Challenge: The exercise asks you to copy every line below in which "this" appears.

* Start Supplied information *

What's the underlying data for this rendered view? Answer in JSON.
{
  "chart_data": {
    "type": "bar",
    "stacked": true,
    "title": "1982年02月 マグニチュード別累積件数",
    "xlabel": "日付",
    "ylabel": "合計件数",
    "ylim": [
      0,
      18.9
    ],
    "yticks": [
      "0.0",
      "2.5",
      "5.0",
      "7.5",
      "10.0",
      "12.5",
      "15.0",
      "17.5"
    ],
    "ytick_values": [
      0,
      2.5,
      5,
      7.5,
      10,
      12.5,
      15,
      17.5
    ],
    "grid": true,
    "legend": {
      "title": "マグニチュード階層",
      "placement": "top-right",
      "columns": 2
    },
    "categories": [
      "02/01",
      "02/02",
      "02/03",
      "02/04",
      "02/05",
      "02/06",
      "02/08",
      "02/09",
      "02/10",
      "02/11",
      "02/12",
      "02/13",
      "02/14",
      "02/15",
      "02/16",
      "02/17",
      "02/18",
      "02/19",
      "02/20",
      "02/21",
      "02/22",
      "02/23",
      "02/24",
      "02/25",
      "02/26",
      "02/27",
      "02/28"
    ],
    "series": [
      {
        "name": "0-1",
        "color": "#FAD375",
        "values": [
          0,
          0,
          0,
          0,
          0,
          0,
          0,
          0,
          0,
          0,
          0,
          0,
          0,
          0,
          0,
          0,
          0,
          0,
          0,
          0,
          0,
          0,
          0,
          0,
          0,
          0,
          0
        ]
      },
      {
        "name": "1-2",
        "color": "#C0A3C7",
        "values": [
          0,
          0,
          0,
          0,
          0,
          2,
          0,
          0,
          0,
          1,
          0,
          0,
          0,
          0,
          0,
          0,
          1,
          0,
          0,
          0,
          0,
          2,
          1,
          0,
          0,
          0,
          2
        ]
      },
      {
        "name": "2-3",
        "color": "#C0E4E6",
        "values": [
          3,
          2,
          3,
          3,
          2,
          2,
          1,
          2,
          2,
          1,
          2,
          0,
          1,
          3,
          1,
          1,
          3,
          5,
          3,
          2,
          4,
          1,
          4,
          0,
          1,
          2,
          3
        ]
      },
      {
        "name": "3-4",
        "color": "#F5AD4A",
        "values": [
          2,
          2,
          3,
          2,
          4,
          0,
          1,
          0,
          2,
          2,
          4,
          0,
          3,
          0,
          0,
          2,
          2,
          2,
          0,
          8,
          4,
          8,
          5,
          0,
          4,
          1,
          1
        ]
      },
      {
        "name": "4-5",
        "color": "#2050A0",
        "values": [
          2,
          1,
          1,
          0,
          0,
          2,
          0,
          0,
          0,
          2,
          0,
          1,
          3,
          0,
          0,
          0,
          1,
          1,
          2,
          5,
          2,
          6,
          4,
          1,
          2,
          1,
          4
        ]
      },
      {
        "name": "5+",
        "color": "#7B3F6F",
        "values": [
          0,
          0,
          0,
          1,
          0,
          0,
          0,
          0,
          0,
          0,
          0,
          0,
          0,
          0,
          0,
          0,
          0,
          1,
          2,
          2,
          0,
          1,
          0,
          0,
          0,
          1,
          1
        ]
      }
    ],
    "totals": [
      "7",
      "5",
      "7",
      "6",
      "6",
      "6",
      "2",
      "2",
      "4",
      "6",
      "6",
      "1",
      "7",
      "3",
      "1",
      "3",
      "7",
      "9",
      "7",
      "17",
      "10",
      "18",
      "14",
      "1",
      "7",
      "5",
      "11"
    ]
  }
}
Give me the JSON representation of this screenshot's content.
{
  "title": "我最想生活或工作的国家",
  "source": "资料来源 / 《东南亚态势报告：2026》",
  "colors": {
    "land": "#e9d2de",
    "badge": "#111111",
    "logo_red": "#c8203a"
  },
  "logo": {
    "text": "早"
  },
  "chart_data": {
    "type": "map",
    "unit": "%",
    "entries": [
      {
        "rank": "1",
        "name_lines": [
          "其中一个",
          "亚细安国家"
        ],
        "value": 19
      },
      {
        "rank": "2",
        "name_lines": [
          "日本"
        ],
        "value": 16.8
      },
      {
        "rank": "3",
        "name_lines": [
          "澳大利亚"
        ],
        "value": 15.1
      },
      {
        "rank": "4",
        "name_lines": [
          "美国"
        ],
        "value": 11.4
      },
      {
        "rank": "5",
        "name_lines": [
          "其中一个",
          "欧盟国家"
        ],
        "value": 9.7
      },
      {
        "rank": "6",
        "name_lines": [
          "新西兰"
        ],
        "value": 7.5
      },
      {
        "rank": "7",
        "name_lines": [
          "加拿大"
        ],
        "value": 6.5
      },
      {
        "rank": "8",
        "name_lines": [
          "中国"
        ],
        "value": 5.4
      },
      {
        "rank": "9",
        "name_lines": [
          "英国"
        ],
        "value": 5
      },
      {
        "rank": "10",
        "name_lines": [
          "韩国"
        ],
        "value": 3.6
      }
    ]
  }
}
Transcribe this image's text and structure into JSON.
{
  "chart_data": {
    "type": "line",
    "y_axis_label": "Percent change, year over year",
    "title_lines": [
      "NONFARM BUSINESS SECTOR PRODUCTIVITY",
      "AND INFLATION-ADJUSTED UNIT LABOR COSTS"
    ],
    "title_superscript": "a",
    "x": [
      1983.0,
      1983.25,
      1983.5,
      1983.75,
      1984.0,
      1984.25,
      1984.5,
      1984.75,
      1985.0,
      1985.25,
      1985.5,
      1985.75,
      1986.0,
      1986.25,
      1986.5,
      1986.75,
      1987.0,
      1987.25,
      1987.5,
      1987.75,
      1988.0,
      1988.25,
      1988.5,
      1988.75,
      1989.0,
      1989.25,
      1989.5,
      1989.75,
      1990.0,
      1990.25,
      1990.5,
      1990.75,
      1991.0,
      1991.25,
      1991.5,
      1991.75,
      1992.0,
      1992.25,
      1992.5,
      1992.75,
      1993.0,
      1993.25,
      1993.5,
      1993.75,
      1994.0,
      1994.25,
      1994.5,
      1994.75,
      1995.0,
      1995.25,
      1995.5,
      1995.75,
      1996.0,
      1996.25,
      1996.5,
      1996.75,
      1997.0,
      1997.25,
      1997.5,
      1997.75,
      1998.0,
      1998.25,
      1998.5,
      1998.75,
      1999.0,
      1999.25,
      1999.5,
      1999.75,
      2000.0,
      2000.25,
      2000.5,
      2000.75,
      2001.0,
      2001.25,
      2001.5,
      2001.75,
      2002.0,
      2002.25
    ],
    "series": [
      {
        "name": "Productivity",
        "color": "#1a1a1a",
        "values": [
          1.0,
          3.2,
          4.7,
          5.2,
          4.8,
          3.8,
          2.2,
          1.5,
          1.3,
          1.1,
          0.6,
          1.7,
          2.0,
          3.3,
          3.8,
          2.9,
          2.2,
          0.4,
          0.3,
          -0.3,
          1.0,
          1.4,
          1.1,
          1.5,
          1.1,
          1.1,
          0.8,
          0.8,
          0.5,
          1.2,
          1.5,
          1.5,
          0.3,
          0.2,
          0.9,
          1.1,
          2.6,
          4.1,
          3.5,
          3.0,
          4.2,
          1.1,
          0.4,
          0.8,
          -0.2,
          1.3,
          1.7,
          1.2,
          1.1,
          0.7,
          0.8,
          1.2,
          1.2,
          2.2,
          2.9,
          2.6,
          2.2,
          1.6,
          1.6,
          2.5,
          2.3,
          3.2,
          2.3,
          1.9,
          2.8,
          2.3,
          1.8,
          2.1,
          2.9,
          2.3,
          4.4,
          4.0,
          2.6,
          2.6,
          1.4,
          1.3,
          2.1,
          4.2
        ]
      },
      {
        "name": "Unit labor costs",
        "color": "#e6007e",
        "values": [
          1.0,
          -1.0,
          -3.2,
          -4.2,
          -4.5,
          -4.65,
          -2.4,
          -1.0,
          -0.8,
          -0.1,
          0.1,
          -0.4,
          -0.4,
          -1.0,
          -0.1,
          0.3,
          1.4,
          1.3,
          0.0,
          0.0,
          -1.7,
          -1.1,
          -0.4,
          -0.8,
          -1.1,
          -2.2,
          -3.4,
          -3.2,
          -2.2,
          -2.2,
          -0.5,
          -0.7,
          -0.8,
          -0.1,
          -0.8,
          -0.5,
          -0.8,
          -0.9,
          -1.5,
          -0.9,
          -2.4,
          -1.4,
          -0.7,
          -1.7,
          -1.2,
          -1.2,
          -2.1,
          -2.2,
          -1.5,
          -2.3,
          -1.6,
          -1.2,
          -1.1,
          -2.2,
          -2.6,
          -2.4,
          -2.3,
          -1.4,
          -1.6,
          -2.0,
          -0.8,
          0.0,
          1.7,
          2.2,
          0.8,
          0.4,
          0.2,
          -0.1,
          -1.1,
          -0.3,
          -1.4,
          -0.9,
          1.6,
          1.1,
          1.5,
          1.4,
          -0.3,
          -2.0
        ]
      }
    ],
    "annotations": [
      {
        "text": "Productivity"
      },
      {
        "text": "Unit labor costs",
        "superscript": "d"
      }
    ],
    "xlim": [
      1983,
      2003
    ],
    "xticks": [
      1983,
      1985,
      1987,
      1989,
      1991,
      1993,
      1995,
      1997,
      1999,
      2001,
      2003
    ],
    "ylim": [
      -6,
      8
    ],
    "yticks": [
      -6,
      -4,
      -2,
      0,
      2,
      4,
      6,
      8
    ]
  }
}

* End Supplied information *

Final result:
What's the underlying data for this rendered view? Answer in JSON.
Give me the JSON representation of this screenshot's content.
Transcribe this image's text and structure into JSON.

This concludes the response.